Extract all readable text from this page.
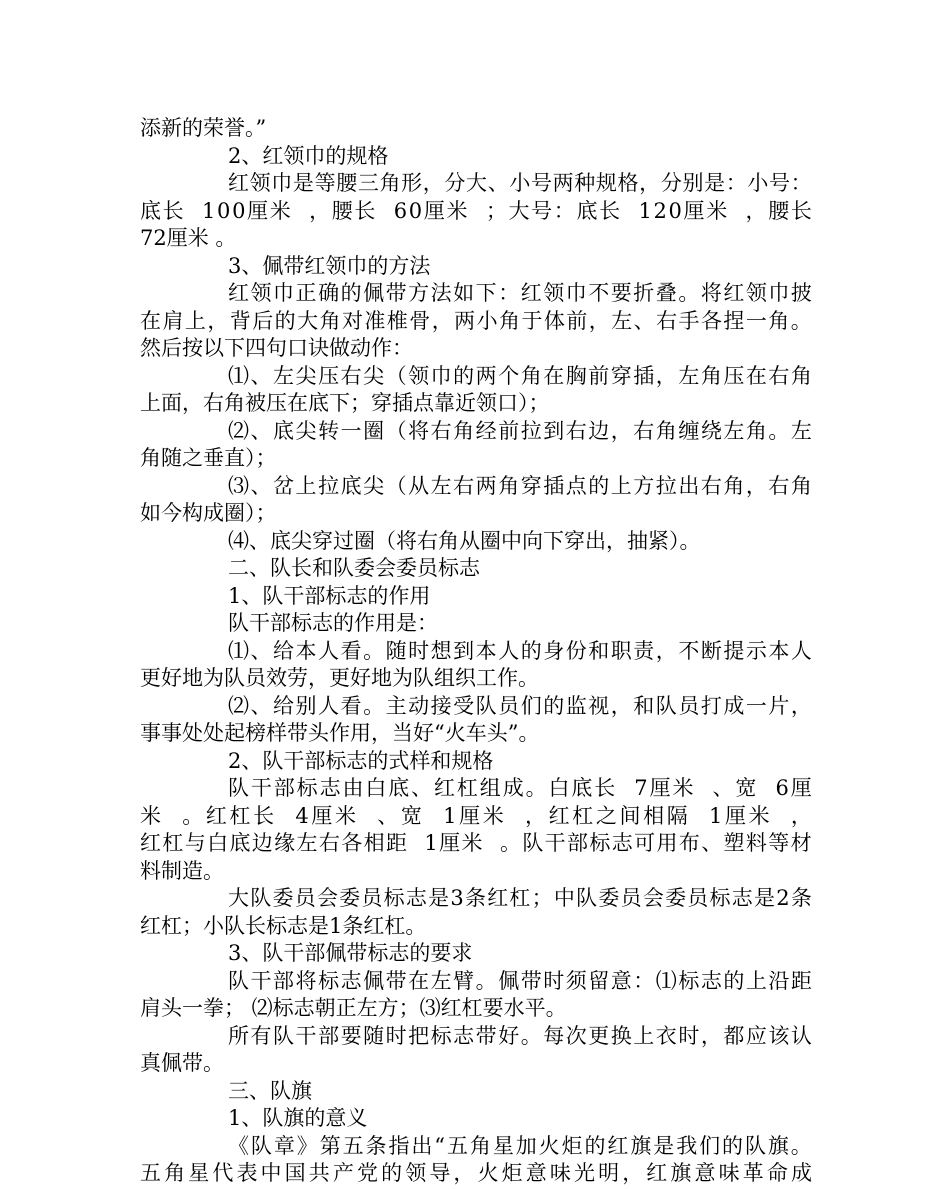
添新的荣誉。”
2、红领巾的规格
红 领 巾 是 等 腰 三 角 形 ， 分 大 、 小 号 两 种 规 格 ， 分 别 是 ： 小 号 ：
底 长

1 0 0 厘 米

， 腰 长

6 0 厘 米

； 大 号 ： 底 长

1 2 0 厘 米

， 腰 长
72厘米 。
3、佩带红领巾的方法
红 领 巾 正 确 的 佩 带 方 法 如 下 ： 红 领 巾 不 要 折 叠 。 将 红 领 巾 披
在 肩 上 ， 背 后 的 大 角 对 准 椎 骨 ， 两 小 角 于 体 前 ， 左 、 右 手 各 捏 一 角 。
然后按以下四句口诀做动作：
⑴ 、 左 尖 压 右 尖 （ 领 巾 的 两 个 角 在 胸 前 穿 插 ， 左 角 压 在 右 角
上面，右角被压在底下；穿插点靠近领口）；
⑵ 、 底 尖 转 一 圈 （ 将 右 角 经 前 拉 到 右 边 ， 右 角 缠 绕 左 角 。 左
角随之垂直）；
⑶ 、 岔 上 拉 底 尖 （ 从 左 右 两 角 穿 插 点 的 上 方 拉 出 右 角 ， 右 角
如今构成圈）；
⑷、底尖穿过圈（将右角从圈中向下穿出，抽紧）。
二、队长和队委会委员标志
1、队干部标志的作用
队干部标志的作用是：
⑴ 、 给 本 人 看 。 随 时 想 到 本 人 的 身 份 和 职 责 ， 不 断 提 示 本 人
更好地为队员效劳，更好地为队组织工作。
⑵ 、 给 别 人 看 。 主 动 接 受 队 员 们 的 监 视 ， 和 队 员 打 成 一 片 ，
事事处处起榜样带头作用，当好“火车头”。
2、队干部标志的式样和规格
队 干 部 标 志 由 白 底 、 红 杠 组 成 。 白 底 长

7 厘 米

、 宽

6 厘
米

。 红 杠 长

4 厘 米

、 宽

1 厘 米

， 红 杠 之 间 相 隔

1 厘 米

，
红 杠 与 白 底 边 缘 左 右 各 相 距

1 厘 米

。 队 干 部 标 志 可 用 布 、 塑 料 等 材
料制造。
大 队 委 员 会 委 员 标 志 是 3 条 红 杠 ； 中 队 委 员 会 委 员 标 志 是 2 条
红杠；小队长标志是1条红杠。
3、队干部佩带标志的要求
队 干 部 将 标 志 佩 带 在 左 臂 。 佩 带 时 须 留 意 ： ⑴ 标 志 的 上 沿 距
肩头一拳； ⑵标志朝正左方；⑶红杠要水平。
所 有 队 干 部 要 随 时 把 标 志 带 好 。 每 次 更 换 上 衣 时 ， 都 应 该 认
真佩带。
三、队旗
1、队旗的意义
《 队 章 》 第 五 条 指 出 “ 五 角 星 加 火 炬 的 红 旗 是 我 们 的 队 旗 。
五 角 星 代 表 中 国 共 产 党 的 领 导 ， 火 炬 意 味 光 明 ， 红 旗 意 味 革 命 成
────────────────────
→ WRITTEN PROBLEM
Produce an exact copy of each line of data, skipping embedded images.

→ REPLY
Extract all readable text from this page.
添新的荣誉。”
2、红领巾的规格
红 领 巾 是 等 腰 三 角 形 ， 分 大 、 小 号 两 种 规 格 ， 分 别 是 ： 小 号 ：
底 长

1 0 0 厘 米

， 腰 长

6 0 厘 米

； 大 号 ： 底 长

1 2 0 厘 米

， 腰 长
72厘米 。
3、佩带红领巾的方法
红 领 巾 正 确 的 佩 带 方 法 如 下 ： 红 领 巾 不 要 折 叠 。 将 红 领 巾 披
在 肩 上 ， 背 后 的 大 角 对 准 椎 骨 ， 两 小 角 于 体 前 ， 左 、 右 手 各 捏 一 角 。
然后按以下四句口诀做动作：
⑴ 、 左 尖 压 右 尖 （ 领 巾 的 两 个 角 在 胸 前 穿 插 ， 左 角 压 在 右 角
上面，右角被压在底下；穿插点靠近领口）；
⑵ 、 底 尖 转 一 圈 （ 将 右 角 经 前 拉 到 右 边 ， 右 角 缠 绕 左 角 。 左
角随之垂直）；
⑶ 、 岔 上 拉 底 尖 （ 从 左 右 两 角 穿 插 点 的 上 方 拉 出 右 角 ， 右 角
如今构成圈）；
⑷、底尖穿过圈（将右角从圈中向下穿出，抽紧）。
二、队长和队委会委员标志
1、队干部标志的作用
队干部标志的作用是：
⑴ 、 给 本 人 看 。 随 时 想 到 本 人 的 身 份 和 职 责 ， 不 断 提 示 本 人
更好地为队员效劳，更好地为队组织工作。
⑵ 、 给 别 人 看 。 主 动 接 受 队 员 们 的 监 视 ， 和 队 员 打 成 一 片 ，
事事处处起榜样带头作用，当好“火车头”。
2、队干部标志的式样和规格
队 干 部 标 志 由 白 底 、 红 杠 组 成 。 白 底 长

7 厘 米

、 宽

6 厘
米

。 红 杠 长

4 厘 米

、 宽

1 厘 米

， 红 杠 之 间 相 隔

1 厘 米

，
红 杠 与 白 底 边 缘 左 右 各 相 距

1 厘 米

。 队 干 部 标 志 可 用 布 、 塑 料 等 材
料制造。
大 队 委 员 会 委 员 标 志 是 3 条 红 杠 ； 中 队 委 员 会 委 员 标 志 是 2 条
红杠；小队长标志是1条红杠。
3、队干部佩带标志的要求
队 干 部 将 标 志 佩 带 在 左 臂 。 佩 带 时 须 留 意 ： ⑴ 标 志 的 上 沿 距
肩头一拳； ⑵标志朝正左方；⑶红杠要水平。
所 有 队 干 部 要 随 时 把 标 志 带 好 。 每 次 更 换 上 衣 时 ， 都 应 该 认
真佩带。
三、队旗
1、队旗的意义
《 队 章 》 第 五 条 指 出 “ 五 角 星 加 火 炬 的 红 旗 是 我 们 的 队 旗 。
五 角 星 代 表 中 国 共 产 党 的 领 导 ， 火 炬 意 味 光 明 ， 红 旗 意 味 革 命 成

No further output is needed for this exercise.